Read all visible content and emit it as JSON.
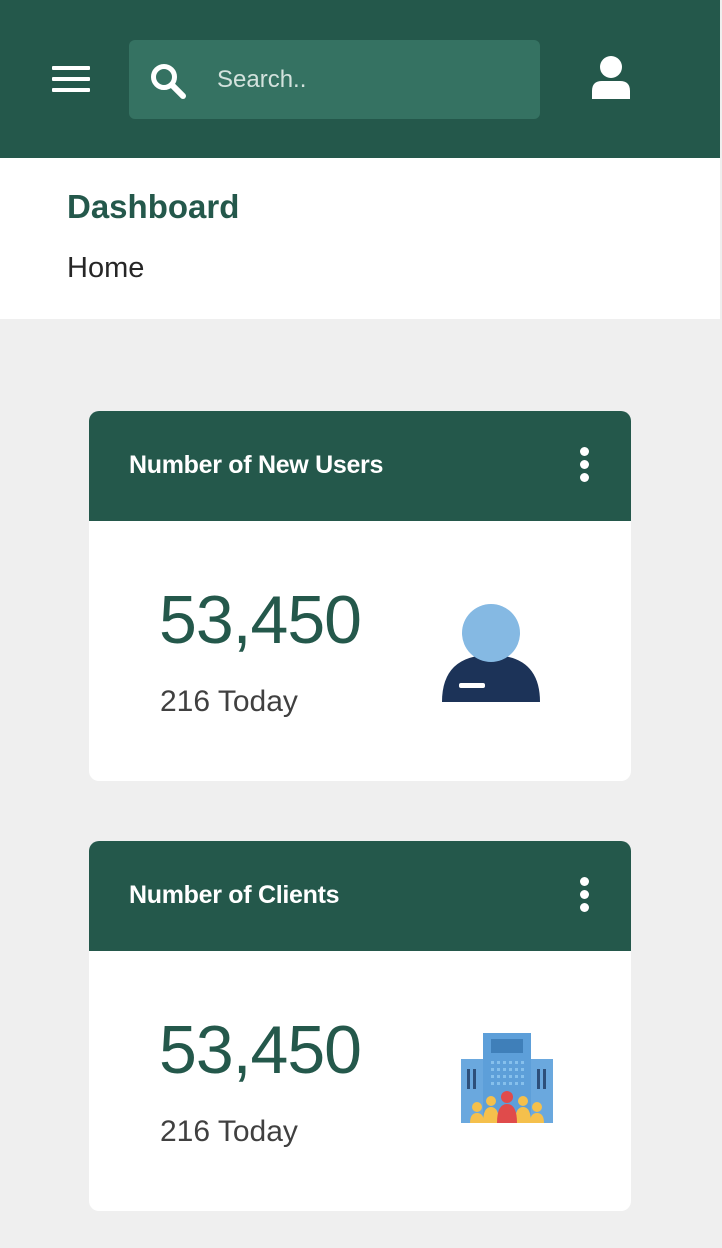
{
  "topbar": {
    "search": {
      "placeholder": "Search..",
      "value": ""
    },
    "icons": {
      "menu": "hamburger-menu-icon",
      "search": "search-icon",
      "account": "user-account-icon"
    }
  },
  "page": {
    "title": "Dashboard",
    "breadcrumb": "Home"
  },
  "cards": [
    {
      "title": "Number of New Users",
      "value": "53,450",
      "subtext": "216 Today",
      "icon": "new-user-icon"
    },
    {
      "title": "Number of Clients",
      "value": "53,450",
      "subtext": "216 Today",
      "icon": "clients-building-icon"
    }
  ],
  "colors": {
    "primary": "#24584b",
    "search_bg": "#357262",
    "background": "#efefef",
    "card": "#ffffff",
    "user_head": "#85b9e3",
    "user_body": "#1c3358",
    "building": "#5d9fd9",
    "people_red": "#e04b4b",
    "people_yellow": "#f5c04c"
  }
}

* [Problem to work on] Using the listing above, list every line in which the string "Number" occurs.

* [In response]
      "title": "Number of New Users",
      "title": "Number of Clients",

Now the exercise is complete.